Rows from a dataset
--------------------------------

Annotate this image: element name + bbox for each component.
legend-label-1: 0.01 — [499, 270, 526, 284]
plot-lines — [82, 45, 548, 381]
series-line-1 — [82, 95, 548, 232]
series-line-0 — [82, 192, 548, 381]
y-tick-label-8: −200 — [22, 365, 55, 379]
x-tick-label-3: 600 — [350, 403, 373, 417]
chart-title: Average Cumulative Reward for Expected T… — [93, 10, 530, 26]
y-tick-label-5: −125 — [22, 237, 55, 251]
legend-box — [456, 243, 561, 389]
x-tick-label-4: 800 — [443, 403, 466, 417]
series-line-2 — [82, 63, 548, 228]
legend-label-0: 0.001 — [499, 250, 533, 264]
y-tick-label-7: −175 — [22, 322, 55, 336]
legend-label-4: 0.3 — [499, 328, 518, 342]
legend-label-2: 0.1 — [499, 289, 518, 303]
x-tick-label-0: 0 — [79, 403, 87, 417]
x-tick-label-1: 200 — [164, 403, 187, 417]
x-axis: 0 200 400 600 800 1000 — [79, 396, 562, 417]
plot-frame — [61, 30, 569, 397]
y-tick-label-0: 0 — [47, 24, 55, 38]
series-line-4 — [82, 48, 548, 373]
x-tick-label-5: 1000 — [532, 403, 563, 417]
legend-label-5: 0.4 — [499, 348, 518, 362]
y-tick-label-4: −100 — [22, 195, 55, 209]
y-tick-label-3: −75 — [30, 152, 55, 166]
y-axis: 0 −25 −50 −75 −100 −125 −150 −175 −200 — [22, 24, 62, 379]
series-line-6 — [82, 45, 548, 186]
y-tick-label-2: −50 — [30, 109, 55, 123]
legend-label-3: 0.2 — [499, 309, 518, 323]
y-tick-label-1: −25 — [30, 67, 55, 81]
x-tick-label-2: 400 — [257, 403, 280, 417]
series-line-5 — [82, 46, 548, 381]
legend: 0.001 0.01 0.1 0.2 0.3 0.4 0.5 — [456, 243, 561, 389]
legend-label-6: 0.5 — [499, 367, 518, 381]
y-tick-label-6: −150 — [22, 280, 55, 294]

--------------------------------

### Task directions:
List each line in the material above that contains the string "legend", copying every such line in full.

### Output of the task:
legend-label-1: 0.01 — [499, 270, 526, 284]
legend-box — [456, 243, 561, 389]
legend-label-0: 0.001 — [499, 250, 533, 264]
legend-label-4: 0.3 — [499, 328, 518, 342]
legend-label-2: 0.1 — [499, 289, 518, 303]
legend-label-5: 0.4 — [499, 348, 518, 362]
legend-label-3: 0.2 — [499, 309, 518, 323]
legend: 0.001 0.01 0.1 0.2 0.3 0.4 0.5 — [456, 243, 561, 389]
legend-label-6: 0.5 — [499, 367, 518, 381]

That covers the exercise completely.